Collect the lines of the entries where "euch" shows up.
____________________
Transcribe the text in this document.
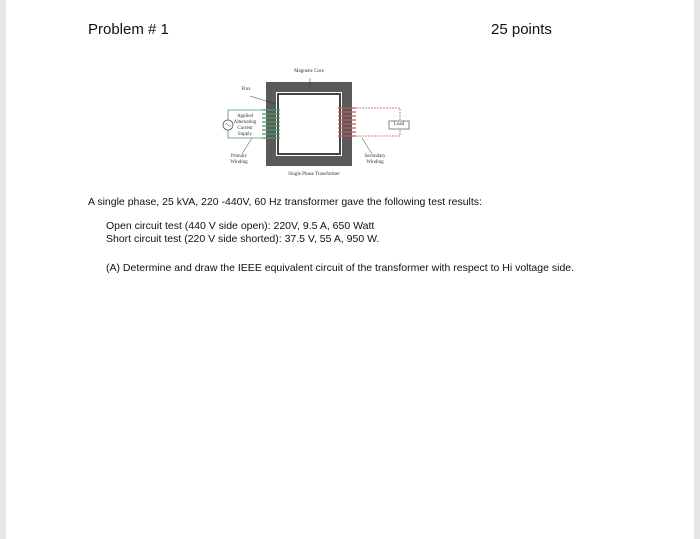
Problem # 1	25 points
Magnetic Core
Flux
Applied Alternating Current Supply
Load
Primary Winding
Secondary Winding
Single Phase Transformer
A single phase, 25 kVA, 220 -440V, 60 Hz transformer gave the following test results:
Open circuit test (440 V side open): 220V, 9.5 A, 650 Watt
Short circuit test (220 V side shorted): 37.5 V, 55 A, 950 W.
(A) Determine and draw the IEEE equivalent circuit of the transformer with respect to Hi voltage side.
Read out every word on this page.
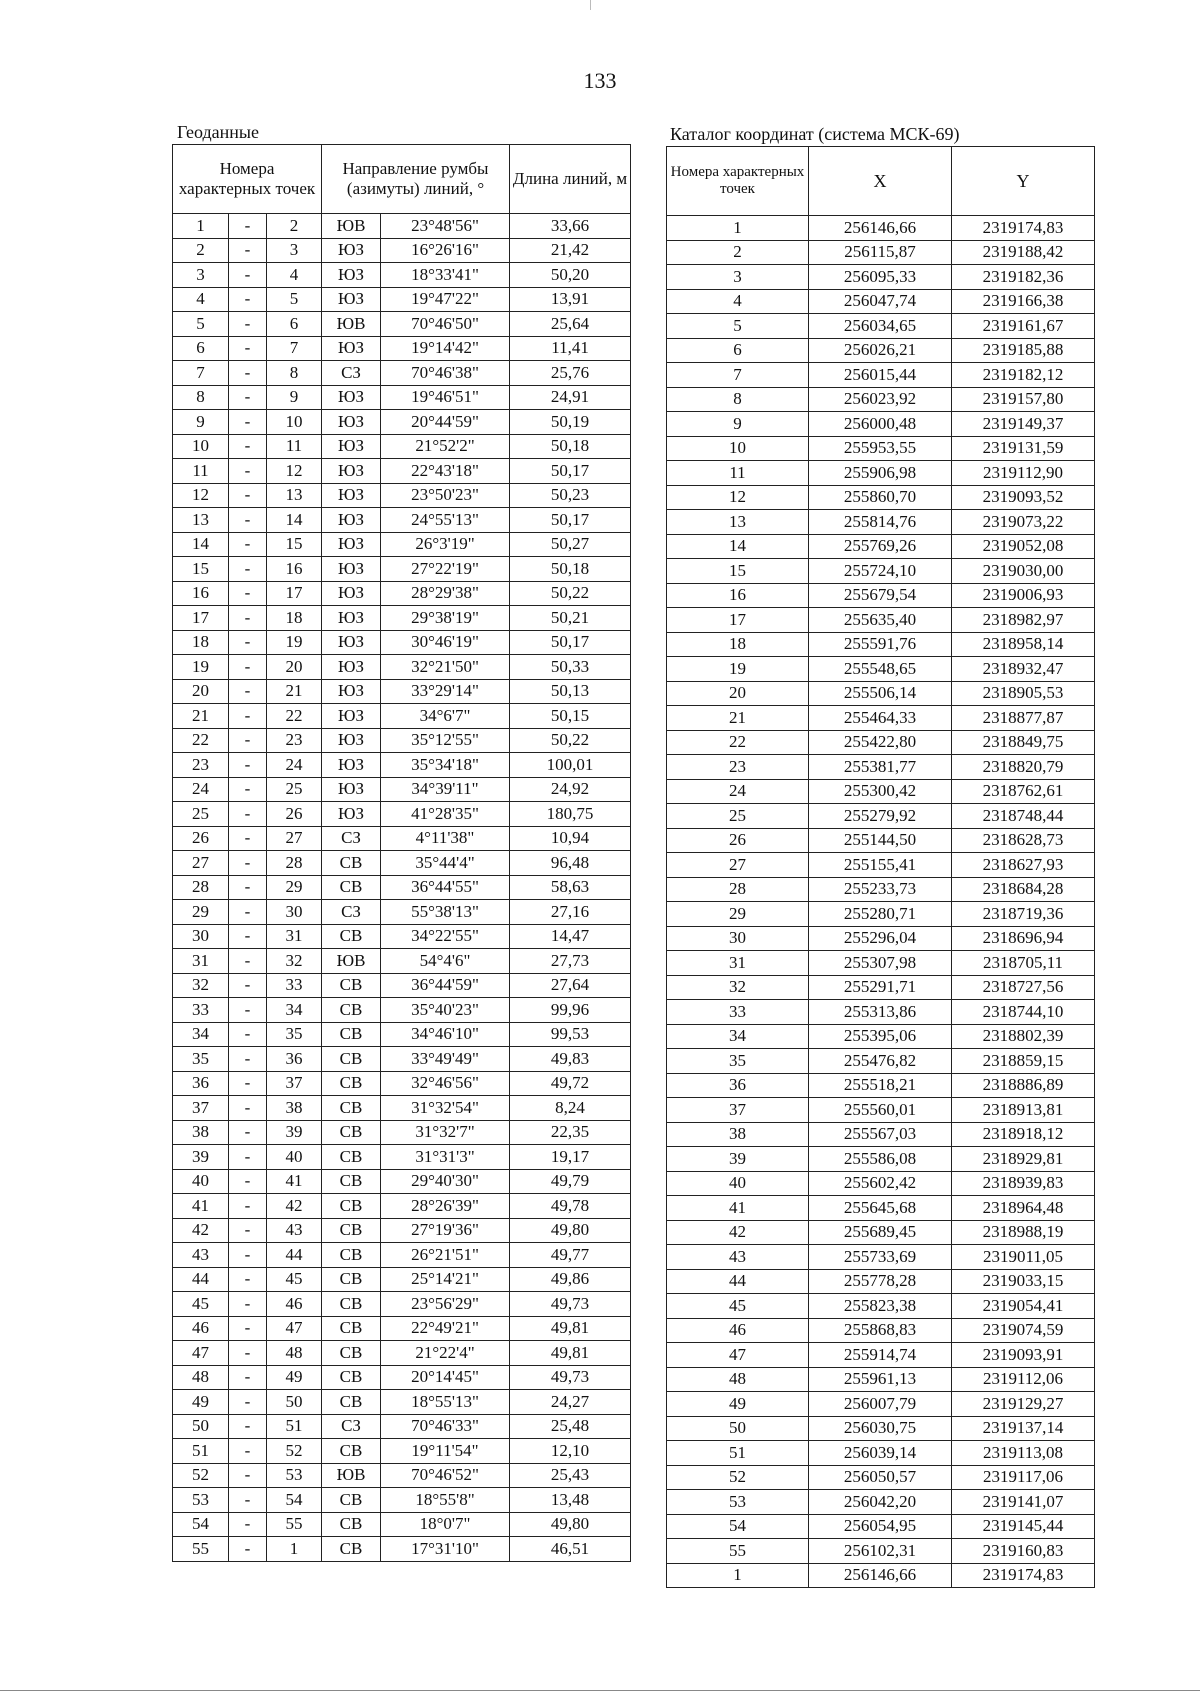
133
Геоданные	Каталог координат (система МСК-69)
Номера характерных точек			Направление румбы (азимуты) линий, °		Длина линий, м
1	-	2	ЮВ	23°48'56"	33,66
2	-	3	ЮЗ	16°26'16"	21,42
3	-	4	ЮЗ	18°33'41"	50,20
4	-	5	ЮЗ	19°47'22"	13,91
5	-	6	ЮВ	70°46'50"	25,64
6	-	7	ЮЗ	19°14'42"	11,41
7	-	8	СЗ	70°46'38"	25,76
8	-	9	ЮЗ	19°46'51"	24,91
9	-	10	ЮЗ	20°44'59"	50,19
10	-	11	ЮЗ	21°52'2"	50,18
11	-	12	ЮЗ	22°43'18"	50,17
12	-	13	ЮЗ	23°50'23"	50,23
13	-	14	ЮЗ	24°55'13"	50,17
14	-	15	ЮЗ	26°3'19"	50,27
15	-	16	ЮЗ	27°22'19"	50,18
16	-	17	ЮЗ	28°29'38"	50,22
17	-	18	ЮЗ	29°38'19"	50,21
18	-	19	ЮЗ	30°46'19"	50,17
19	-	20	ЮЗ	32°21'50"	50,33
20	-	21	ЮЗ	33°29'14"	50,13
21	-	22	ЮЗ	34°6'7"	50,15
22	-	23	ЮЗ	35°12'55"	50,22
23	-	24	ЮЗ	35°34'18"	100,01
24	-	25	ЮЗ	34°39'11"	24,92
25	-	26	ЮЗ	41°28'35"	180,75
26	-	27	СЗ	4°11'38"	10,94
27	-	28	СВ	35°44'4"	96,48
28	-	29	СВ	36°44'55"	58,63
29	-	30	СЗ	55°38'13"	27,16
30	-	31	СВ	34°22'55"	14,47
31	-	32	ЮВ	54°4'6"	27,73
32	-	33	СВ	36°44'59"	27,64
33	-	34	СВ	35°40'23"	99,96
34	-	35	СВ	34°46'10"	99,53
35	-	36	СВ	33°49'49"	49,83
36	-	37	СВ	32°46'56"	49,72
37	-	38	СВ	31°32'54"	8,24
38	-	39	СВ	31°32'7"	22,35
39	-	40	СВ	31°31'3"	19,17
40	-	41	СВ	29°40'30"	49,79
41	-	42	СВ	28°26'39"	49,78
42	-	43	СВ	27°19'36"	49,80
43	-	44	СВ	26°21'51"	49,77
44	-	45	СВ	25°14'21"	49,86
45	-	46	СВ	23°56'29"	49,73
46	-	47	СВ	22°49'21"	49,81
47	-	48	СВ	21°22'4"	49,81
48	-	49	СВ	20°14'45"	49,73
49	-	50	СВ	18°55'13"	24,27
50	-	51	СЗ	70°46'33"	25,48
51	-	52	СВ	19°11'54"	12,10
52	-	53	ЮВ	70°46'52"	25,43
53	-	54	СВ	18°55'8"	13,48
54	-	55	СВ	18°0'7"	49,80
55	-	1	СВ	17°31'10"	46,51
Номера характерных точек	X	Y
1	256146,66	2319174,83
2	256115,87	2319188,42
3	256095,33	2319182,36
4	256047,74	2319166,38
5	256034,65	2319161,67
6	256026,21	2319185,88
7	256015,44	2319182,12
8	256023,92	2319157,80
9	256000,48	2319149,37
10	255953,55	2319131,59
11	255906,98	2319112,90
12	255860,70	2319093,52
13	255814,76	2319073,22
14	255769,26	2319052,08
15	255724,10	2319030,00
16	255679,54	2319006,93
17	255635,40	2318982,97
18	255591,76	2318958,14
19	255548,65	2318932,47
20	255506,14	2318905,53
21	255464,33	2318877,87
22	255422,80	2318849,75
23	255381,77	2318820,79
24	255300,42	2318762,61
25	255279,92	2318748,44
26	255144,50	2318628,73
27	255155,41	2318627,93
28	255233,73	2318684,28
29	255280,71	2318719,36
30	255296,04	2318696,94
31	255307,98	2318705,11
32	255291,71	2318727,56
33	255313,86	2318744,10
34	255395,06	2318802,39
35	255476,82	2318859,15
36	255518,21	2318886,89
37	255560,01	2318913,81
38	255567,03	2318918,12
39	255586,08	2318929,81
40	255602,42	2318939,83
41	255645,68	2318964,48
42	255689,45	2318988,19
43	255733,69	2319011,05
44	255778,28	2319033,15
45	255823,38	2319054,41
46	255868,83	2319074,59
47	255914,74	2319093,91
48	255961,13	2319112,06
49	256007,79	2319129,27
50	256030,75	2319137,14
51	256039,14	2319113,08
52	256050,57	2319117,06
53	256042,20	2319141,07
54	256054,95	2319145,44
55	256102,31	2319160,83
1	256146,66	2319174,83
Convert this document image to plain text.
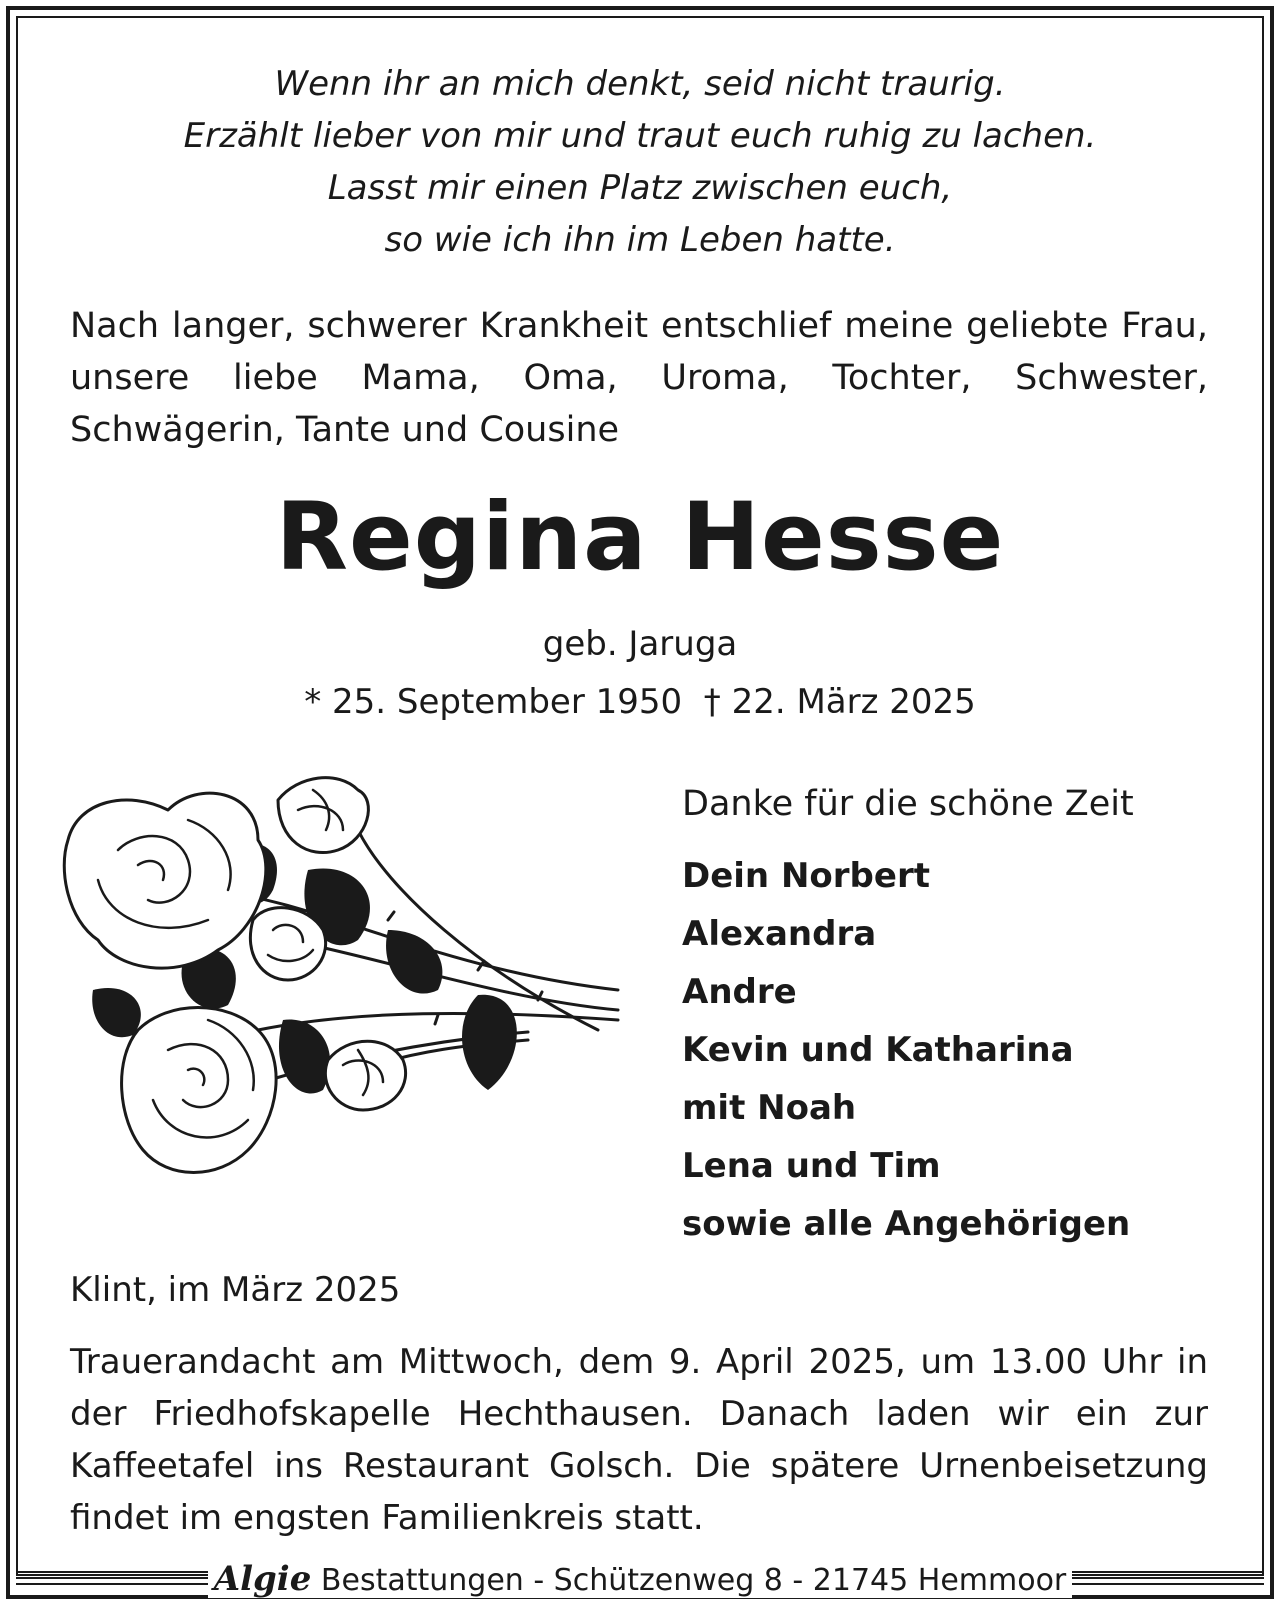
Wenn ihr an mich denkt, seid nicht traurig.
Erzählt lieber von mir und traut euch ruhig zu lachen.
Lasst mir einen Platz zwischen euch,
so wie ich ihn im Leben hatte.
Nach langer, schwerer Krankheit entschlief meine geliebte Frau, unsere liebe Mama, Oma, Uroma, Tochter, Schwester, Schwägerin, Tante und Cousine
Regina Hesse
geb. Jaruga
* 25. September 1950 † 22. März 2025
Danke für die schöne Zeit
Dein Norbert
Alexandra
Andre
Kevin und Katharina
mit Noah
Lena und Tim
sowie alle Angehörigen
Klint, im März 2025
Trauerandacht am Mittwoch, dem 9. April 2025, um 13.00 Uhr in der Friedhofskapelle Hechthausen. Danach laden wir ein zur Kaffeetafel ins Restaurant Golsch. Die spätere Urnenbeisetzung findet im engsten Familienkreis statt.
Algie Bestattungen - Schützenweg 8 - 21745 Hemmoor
____________________
**ANSWER FOR THIS EXERCISE**
Erzählt lieber von mir und traut euch ruhig zu lachen.
Lasst mir einen Platz zwischen euch,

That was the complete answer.